Lines of data
====

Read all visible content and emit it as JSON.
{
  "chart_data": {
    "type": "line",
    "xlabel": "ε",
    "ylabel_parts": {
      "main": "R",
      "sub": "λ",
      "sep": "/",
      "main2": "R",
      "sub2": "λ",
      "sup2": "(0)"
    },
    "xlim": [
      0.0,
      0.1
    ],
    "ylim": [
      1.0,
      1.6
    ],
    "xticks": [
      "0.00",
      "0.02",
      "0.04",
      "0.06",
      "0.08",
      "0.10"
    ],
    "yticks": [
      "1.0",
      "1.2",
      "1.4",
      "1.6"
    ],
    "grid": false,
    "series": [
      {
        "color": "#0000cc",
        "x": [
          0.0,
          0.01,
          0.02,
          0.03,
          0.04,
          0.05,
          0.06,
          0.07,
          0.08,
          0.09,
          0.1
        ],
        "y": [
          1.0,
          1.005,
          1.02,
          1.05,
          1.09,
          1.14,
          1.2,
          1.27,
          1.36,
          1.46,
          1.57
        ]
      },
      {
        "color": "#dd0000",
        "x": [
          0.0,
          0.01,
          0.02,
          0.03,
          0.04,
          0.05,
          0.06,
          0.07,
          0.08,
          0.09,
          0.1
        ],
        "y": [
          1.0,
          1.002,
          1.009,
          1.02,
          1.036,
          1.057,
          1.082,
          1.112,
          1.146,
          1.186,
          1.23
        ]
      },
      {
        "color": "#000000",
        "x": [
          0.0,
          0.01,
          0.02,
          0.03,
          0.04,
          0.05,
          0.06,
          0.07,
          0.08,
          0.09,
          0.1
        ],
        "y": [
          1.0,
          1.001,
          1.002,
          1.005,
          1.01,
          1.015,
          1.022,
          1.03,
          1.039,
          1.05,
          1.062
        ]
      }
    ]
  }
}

====

Exercise instructions
Tally up the lines with the word "color" in them, and answer with that number by itself.

Reply
3